WHAT THIS TASK INVOLVES:
Restate the full set of records exactly, without adding or dropping a word.

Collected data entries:
* begin *

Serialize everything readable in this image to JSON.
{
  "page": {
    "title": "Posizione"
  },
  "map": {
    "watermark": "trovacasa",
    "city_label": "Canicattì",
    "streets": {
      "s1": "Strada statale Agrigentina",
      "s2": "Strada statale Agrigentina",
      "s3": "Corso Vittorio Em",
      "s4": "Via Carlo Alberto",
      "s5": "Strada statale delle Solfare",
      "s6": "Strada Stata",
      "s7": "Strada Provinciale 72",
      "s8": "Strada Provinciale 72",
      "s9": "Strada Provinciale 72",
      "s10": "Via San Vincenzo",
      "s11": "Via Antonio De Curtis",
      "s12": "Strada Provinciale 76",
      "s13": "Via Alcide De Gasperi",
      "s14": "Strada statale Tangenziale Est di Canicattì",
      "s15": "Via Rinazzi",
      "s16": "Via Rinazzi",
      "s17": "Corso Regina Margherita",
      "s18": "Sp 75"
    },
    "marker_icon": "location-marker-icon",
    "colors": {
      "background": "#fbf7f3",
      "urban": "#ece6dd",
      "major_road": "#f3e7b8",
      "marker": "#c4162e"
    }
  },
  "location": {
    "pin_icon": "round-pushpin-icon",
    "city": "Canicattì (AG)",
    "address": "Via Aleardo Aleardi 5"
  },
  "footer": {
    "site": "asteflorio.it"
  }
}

* end *

OUTPUT FOR THIS EXERCISE:
Serialize everything readable in this image to JSON.
{
  "page": {
    "title": "Posizione"
  },
  "map": {
    "watermark": "trovacasa",
    "city_label": "Canicattì",
    "streets": {
      "s1": "Strada statale Agrigentina",
      "s2": "Strada statale Agrigentina",
      "s3": "Corso Vittorio Em",
      "s4": "Via Carlo Alberto",
      "s5": "Strada statale delle Solfare",
      "s6": "Strada Stata",
      "s7": "Strada Provinciale 72",
      "s8": "Strada Provinciale 72",
      "s9": "Strada Provinciale 72",
      "s10": "Via San Vincenzo",
      "s11": "Via Antonio De Curtis",
      "s12": "Strada Provinciale 76",
      "s13": "Via Alcide De Gasperi",
      "s14": "Strada statale Tangenziale Est di Canicattì",
      "s15": "Via Rinazzi",
      "s16": "Via Rinazzi",
      "s17": "Corso Regina Margherita",
      "s18": "Sp 75"
    },
    "marker_icon": "location-marker-icon",
    "colors": {
      "background": "#fbf7f3",
      "urban": "#ece6dd",
      "major_road": "#f3e7b8",
      "marker": "#c4162e"
    }
  },
  "location": {
    "pin_icon": "round-pushpin-icon",
    "city": "Canicattì (AG)",
    "address": "Via Aleardo Aleardi 5"
  },
  "footer": {
    "site": "asteflorio.it"
  }
}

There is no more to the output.